*STATED EXERCISE*. Quote the listing below in full and exactly as written, but omit every picture.

*LISTED ENTRIES*.
== == ==

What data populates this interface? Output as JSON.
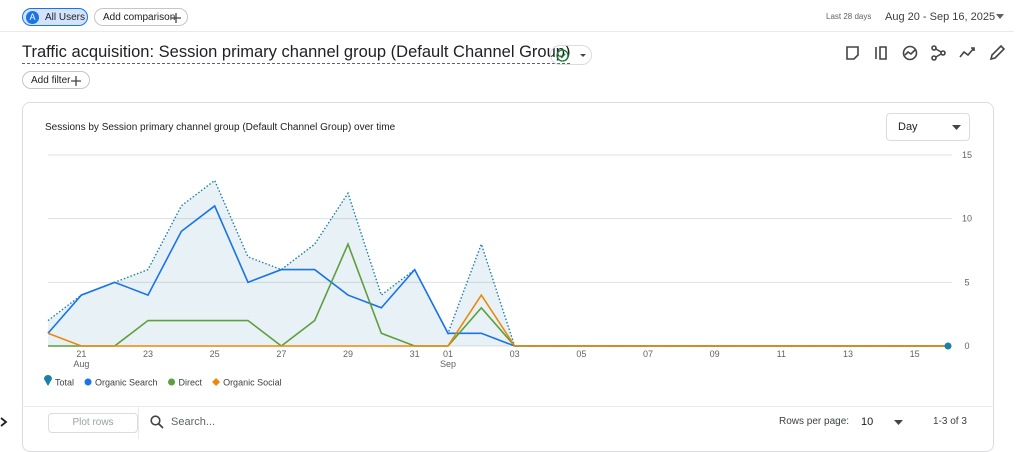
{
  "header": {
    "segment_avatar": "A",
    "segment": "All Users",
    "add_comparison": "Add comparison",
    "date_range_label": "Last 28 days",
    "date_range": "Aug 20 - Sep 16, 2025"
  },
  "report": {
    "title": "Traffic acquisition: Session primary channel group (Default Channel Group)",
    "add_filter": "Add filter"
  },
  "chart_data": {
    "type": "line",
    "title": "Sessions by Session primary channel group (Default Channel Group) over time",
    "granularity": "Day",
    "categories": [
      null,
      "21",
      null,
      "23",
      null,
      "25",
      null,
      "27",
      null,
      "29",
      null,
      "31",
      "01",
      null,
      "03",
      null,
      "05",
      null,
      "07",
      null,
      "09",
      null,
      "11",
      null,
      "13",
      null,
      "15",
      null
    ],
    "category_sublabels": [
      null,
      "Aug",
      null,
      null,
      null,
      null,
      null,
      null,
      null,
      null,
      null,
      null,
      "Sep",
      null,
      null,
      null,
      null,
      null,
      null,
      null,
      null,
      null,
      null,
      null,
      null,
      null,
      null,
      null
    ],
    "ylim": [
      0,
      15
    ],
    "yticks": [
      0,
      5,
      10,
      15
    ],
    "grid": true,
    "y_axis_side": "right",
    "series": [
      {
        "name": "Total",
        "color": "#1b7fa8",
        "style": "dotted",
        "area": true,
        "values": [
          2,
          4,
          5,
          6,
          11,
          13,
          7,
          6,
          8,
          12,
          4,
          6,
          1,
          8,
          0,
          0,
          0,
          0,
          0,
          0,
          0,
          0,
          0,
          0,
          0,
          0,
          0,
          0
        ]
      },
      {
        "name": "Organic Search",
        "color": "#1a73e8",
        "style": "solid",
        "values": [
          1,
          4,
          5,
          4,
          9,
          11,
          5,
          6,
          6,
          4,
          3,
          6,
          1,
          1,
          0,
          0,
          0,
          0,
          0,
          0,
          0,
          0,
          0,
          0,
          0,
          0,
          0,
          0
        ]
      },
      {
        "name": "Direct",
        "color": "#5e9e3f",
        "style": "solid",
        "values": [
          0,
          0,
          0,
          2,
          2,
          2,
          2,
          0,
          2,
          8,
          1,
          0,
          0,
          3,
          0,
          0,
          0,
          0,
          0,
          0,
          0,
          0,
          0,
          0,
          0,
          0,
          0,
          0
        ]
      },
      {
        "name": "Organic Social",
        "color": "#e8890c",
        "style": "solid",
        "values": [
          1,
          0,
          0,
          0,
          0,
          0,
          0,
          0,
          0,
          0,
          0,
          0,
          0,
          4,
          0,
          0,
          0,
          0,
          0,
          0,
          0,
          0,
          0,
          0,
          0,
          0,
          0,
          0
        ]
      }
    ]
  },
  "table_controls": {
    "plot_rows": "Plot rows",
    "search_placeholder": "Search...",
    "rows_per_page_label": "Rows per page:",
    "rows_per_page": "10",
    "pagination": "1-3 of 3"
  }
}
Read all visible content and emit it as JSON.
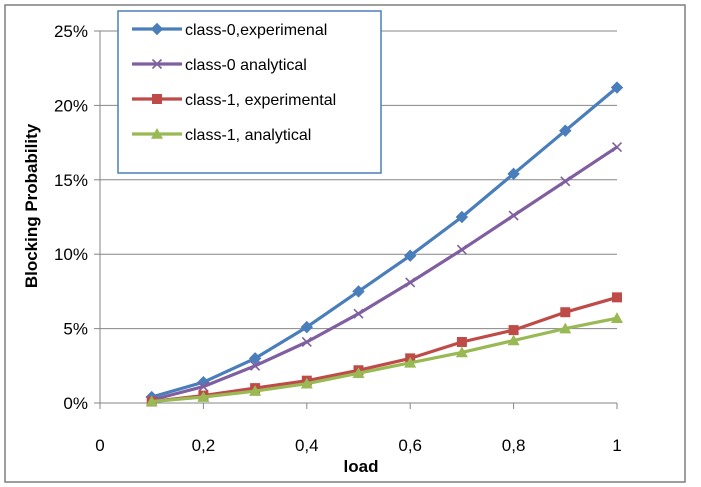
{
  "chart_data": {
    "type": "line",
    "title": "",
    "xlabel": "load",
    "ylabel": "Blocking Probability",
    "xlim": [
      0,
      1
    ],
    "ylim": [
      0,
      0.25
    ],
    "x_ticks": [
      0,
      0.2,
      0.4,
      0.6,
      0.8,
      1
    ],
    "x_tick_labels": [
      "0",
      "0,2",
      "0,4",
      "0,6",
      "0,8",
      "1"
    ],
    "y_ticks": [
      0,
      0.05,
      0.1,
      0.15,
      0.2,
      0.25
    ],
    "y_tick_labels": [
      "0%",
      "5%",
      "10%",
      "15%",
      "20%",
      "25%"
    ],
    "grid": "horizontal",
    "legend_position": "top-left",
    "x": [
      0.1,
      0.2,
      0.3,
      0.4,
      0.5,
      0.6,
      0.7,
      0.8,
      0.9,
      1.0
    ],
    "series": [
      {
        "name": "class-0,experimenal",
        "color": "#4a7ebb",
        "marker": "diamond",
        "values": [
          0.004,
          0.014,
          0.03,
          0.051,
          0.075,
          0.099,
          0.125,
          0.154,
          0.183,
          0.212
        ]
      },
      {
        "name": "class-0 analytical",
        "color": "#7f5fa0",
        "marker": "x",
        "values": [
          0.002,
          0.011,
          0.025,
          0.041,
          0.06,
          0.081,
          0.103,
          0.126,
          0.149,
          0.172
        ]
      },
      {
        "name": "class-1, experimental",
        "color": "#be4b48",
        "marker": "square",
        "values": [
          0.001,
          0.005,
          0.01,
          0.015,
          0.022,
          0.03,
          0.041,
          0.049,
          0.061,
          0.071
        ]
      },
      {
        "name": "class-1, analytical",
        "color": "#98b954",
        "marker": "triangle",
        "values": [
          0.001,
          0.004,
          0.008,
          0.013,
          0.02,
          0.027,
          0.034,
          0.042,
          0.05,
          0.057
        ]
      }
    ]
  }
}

== == ==

*IN RESPONSE*.
What data populates this interface? Output as JSON.
{
  "header": {
    "segment_avatar": "A",
    "segment": "All Users",
    "add_comparison": "Add comparison",
    "date_range_label": "Last 28 days",
    "date_range": "Aug 20 - Sep 16, 2025"
  },
  "report": {
    "title": "Traffic acquisition: Session primary channel group (Default Channel Group)",
    "add_filter": "Add filter"
  },
  "chart_data": {
    "type": "line",
    "title": "Sessions by Session primary channel group (Default Channel Group) over time",
    "granularity": "Day",
    "categories": [
      null,
      "21",
      null,
      "23",
      null,
      "25",
      null,
      "27",
      null,
      "29",
      null,
      "31",
      "01",
      null,
      "03",
      null,
      "05",
      null,
      "07",
      null,
      "09",
      null,
      "11",
      null,
      "13",
      null,
      "15",
      null
    ],
    "category_sublabels": [
      null,
      "Aug",
      null,
      null,
      null,
      null,
      null,
      null,
      null,
      null,
      null,
      null,
      "Sep",
      null,
      null,
      null,
      null,
      null,
      null,
      null,
      null,
      null,
      null,
      null,
      null,
      null,
      null,
      null
    ],
    "ylim": [
      0,
      15
    ],
    "yticks": [
      0,
      5,
      10,
      15
    ],
    "grid": true,
    "y_axis_side": "right",
    "series": [
      {
        "name": "Total",
        "color": "#1b7fa8",
        "style": "dotted",
        "area": true,
        "values": [
          2,
          4,
          5,
          6,
          11,
          13,
          7,
          6,
          8,
          12,
          4,
          6,
          1,
          8,
          0,
          0,
          0,
          0,
          0,
          0,
          0,
          0,
          0,
          0,
          0,
          0,
          0,
          0
        ]
      },
      {
        "name": "Organic Search",
        "color": "#1a73e8",
        "style": "solid",
        "values": [
          1,
          4,
          5,
          4,
          9,
          11,
          5,
          6,
          6,
          4,
          3,
          6,
          1,
          1,
          0,
          0,
          0,
          0,
          0,
          0,
          0,
          0,
          0,
          0,
          0,
          0,
          0,
          0
        ]
      },
      {
        "name": "Direct",
        "color": "#5e9e3f",
        "style": "solid",
        "values": [
          0,
          0,
          0,
          2,
          2,
          2,
          2,
          0,
          2,
          8,
          1,
          0,
          0,
          3,
          0,
          0,
          0,
          0,
          0,
          0,
          0,
          0,
          0,
          0,
          0,
          0,
          0,
          0
        ]
      },
      {
        "name": "Organic Social",
        "color": "#e8890c",
        "style": "solid",
        "values": [
          1,
          0,
          0,
          0,
          0,
          0,
          0,
          0,
          0,
          0,
          0,
          0,
          0,
          4,
          0,
          0,
          0,
          0,
          0,
          0,
          0,
          0,
          0,
          0,
          0,
          0,
          0,
          0
        ]
      }
    ]
  },
  "table_controls": {
    "plot_rows": "Plot rows",
    "search_placeholder": "Search...",
    "rows_per_page_label": "Rows per page:",
    "rows_per_page": "10",
    "pagination": "1-3 of 3"
  }
}
Read all visible content and emit it as JSON.
{
  "chart_data": {
    "type": "line",
    "title": "",
    "xlabel": "load",
    "ylabel": "Blocking Probability",
    "xlim": [
      0,
      1
    ],
    "ylim": [
      0,
      0.25
    ],
    "x_ticks": [
      0,
      0.2,
      0.4,
      0.6,
      0.8,
      1
    ],
    "x_tick_labels": [
      "0",
      "0,2",
      "0,4",
      "0,6",
      "0,8",
      "1"
    ],
    "y_ticks": [
      0,
      0.05,
      0.1,
      0.15,
      0.2,
      0.25
    ],
    "y_tick_labels": [
      "0%",
      "5%",
      "10%",
      "15%",
      "20%",
      "25%"
    ],
    "grid": "horizontal",
    "legend_position": "top-left",
    "x": [
      0.1,
      0.2,
      0.3,
      0.4,
      0.5,
      0.6,
      0.7,
      0.8,
      0.9,
      1.0
    ],
    "series": [
      {
        "name": "class-0,experimenal",
        "color": "#4a7ebb",
        "marker": "diamond",
        "values": [
          0.004,
          0.014,
          0.03,
          0.051,
          0.075,
          0.099,
          0.125,
          0.154,
          0.183,
          0.212
        ]
      },
      {
        "name": "class-0 analytical",
        "color": "#7f5fa0",
        "marker": "x",
        "values": [
          0.002,
          0.011,
          0.025,
          0.041,
          0.06,
          0.081,
          0.103,
          0.126,
          0.149,
          0.172
        ]
      },
      {
        "name": "class-1, experimental",
        "color": "#be4b48",
        "marker": "square",
        "values": [
          0.001,
          0.005,
          0.01,
          0.015,
          0.022,
          0.03,
          0.041,
          0.049,
          0.061,
          0.071
        ]
      },
      {
        "name": "class-1, analytical",
        "color": "#98b954",
        "marker": "triangle",
        "values": [
          0.001,
          0.004,
          0.008,
          0.013,
          0.02,
          0.027,
          0.034,
          0.042,
          0.05,
          0.057
        ]
      }
    ]
  }
}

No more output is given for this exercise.